AIM OF THE EXERCISE: Filter the lines below, keeping each one that contains the string "rule". Matching is case-sensitive.

DATA FOR THE TASK:

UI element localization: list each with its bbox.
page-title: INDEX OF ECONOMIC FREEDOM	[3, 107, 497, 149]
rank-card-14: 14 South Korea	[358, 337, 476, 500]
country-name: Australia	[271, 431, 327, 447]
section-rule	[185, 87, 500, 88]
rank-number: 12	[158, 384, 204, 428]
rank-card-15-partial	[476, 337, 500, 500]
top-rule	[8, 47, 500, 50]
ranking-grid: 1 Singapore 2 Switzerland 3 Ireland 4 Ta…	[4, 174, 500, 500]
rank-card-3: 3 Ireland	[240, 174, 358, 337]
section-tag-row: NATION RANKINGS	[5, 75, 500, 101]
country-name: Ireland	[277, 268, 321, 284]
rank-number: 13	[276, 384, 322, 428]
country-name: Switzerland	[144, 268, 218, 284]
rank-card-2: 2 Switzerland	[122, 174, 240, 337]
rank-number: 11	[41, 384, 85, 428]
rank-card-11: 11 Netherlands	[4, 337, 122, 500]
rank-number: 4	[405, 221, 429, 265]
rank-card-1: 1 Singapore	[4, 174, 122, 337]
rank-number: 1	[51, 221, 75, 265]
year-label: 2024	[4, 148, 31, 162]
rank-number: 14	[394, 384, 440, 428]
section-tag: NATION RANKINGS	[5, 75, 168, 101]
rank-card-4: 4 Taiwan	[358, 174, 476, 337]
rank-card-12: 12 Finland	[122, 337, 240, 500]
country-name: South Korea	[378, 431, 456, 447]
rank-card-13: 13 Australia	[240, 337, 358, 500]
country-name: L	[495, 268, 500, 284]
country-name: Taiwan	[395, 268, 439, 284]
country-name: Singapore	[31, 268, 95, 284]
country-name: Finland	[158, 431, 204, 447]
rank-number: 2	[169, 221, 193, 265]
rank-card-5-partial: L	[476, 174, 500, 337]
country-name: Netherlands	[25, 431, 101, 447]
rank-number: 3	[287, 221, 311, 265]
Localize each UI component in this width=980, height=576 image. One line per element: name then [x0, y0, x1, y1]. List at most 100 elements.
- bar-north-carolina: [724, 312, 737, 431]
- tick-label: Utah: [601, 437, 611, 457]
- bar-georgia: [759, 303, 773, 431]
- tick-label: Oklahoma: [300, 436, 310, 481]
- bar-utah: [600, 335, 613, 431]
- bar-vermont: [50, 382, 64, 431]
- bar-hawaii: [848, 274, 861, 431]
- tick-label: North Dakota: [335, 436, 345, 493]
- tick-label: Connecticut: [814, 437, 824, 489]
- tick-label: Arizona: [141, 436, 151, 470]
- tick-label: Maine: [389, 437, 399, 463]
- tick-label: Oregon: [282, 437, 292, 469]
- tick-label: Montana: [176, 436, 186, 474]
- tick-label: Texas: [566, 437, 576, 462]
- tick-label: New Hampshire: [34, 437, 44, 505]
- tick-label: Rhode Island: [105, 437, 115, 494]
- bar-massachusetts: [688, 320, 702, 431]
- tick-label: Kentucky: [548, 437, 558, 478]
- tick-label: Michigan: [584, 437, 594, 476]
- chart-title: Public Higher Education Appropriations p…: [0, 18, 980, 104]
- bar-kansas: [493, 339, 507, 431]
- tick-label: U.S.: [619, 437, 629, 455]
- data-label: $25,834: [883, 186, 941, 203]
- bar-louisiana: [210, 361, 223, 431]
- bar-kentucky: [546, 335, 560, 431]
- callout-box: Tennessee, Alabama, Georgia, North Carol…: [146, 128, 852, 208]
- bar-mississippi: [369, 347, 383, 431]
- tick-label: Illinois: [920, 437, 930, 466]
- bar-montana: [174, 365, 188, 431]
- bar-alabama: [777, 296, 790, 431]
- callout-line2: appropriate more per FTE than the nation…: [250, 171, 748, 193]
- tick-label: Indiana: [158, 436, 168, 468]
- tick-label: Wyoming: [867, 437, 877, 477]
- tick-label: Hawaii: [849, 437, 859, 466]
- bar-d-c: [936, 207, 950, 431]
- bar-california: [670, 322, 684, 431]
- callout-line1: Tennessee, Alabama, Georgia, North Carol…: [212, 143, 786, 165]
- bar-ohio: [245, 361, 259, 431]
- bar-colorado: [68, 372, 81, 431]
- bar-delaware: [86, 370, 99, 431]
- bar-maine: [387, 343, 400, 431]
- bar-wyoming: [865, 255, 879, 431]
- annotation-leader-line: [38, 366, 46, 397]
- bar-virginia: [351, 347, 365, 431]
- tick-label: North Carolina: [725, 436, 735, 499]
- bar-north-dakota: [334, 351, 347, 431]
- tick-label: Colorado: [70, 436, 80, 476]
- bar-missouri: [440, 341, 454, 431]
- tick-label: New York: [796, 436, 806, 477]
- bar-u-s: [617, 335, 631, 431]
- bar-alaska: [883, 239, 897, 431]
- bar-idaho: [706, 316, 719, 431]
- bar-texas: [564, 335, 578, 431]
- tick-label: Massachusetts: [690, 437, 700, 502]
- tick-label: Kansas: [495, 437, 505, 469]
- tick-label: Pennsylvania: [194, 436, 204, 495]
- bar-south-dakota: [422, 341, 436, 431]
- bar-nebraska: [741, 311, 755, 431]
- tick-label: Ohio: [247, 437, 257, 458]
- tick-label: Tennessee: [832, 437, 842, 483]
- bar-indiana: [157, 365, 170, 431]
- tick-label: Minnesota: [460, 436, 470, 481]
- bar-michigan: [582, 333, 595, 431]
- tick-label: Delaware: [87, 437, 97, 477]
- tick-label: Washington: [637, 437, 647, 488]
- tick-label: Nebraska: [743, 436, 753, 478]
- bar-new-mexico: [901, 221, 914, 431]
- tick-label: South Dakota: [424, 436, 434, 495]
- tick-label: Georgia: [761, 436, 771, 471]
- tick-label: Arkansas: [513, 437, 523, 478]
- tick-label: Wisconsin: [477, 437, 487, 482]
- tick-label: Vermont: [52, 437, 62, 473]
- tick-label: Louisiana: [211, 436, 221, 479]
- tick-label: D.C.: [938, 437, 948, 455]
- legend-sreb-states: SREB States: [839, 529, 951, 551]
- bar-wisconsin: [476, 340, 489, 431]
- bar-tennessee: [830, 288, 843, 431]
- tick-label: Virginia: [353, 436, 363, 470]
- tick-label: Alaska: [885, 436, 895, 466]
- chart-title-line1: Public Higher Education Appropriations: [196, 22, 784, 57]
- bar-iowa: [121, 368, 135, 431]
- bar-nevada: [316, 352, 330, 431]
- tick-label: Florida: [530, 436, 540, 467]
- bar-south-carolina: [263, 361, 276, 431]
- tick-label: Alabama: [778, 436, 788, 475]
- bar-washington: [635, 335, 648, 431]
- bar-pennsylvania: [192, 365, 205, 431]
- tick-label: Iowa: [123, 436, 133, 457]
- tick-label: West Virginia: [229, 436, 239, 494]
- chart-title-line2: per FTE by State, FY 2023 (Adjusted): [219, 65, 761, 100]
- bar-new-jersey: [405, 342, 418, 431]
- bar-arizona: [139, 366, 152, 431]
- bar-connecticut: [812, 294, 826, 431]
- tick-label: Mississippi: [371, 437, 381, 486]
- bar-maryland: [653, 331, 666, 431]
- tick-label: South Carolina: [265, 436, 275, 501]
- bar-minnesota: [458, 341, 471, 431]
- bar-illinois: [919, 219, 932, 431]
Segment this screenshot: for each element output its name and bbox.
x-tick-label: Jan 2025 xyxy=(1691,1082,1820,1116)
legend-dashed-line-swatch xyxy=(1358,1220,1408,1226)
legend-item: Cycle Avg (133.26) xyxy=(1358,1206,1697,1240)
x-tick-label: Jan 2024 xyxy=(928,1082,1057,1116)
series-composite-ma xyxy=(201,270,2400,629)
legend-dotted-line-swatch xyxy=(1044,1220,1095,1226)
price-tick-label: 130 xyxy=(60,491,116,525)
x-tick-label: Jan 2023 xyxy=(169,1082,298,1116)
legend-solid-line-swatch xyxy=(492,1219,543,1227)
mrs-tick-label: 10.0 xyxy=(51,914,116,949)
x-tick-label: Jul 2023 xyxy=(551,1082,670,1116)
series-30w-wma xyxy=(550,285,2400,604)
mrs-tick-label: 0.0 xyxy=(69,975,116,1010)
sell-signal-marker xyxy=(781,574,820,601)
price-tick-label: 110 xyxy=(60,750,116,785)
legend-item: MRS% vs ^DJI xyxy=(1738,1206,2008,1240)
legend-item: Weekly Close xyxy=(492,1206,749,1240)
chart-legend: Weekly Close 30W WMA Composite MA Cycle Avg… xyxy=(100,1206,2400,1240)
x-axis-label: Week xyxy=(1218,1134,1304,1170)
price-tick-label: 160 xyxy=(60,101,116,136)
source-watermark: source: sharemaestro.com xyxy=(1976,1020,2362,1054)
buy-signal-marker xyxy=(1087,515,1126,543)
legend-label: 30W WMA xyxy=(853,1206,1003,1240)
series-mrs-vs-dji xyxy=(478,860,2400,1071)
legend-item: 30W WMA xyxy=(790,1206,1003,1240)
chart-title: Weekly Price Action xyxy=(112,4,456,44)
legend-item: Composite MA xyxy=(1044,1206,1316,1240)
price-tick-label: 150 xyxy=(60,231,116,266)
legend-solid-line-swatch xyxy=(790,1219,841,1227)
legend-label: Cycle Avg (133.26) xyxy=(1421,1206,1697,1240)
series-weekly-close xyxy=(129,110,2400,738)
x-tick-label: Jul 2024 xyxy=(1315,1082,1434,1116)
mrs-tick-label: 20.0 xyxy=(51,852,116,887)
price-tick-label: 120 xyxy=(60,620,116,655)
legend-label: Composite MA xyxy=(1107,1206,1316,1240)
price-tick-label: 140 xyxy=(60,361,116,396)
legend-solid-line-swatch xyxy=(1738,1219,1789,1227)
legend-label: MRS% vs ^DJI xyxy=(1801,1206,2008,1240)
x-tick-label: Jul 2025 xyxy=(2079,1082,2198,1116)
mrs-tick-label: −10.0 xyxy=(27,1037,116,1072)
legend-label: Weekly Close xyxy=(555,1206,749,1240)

RESULT BELOW:
section-rule	[185, 87, 500, 88]
top-rule	[8, 47, 500, 50]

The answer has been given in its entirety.